(Dataset records)
>> Begin
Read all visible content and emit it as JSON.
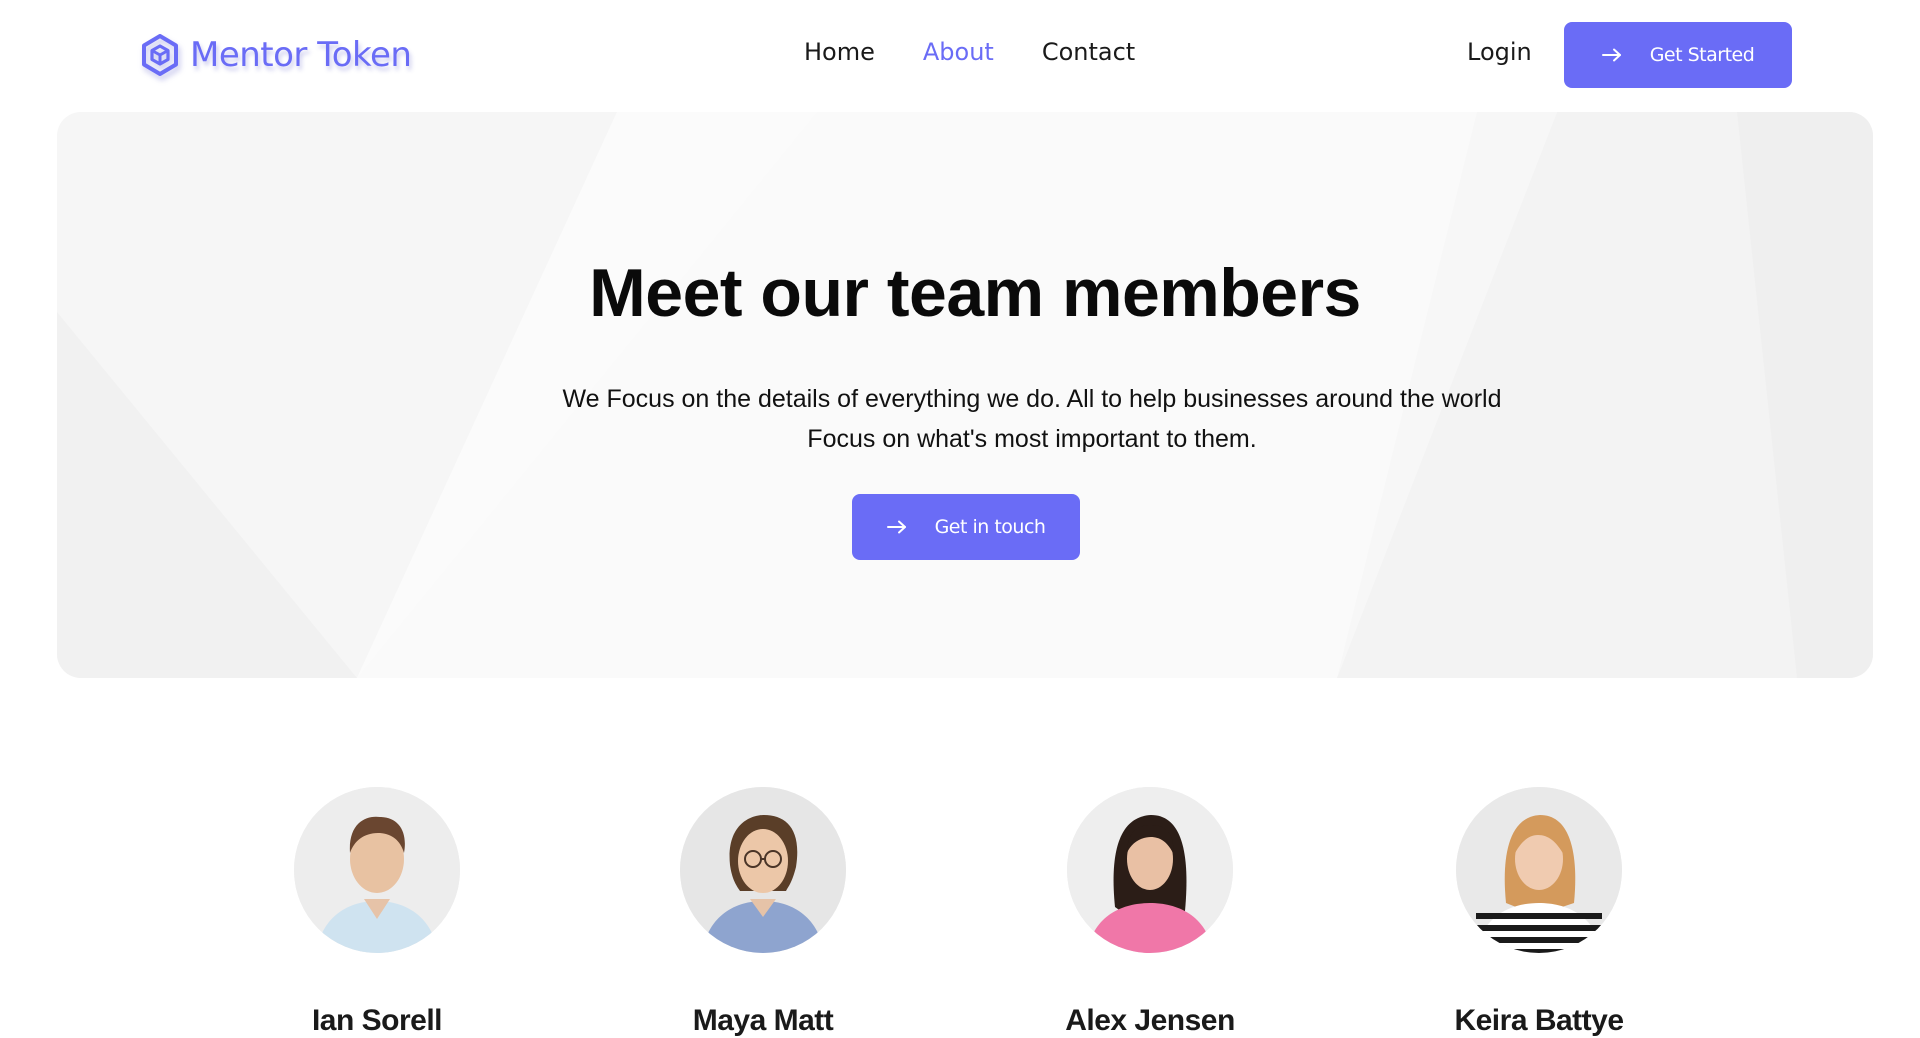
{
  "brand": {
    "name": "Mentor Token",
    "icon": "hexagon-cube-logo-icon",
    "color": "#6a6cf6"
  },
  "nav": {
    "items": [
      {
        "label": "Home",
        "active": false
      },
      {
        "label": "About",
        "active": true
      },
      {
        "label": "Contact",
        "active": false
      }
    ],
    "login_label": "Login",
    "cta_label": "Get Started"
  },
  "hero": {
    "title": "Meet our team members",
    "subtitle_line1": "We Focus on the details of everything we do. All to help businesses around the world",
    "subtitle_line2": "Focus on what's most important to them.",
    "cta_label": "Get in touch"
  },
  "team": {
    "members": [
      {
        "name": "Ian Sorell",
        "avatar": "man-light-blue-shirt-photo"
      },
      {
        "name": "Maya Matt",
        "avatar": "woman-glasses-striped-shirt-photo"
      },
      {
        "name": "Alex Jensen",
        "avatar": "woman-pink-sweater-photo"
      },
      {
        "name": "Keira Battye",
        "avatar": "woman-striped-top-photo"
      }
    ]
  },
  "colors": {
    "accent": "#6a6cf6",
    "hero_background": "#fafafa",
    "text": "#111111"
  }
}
>> End
▶ GIVEN INSTRUCTION: Find the word "members" in the records and pull out each line that has it.

▶ TASK SOLUTION:
    "title": "Meet our team members",
    "members": [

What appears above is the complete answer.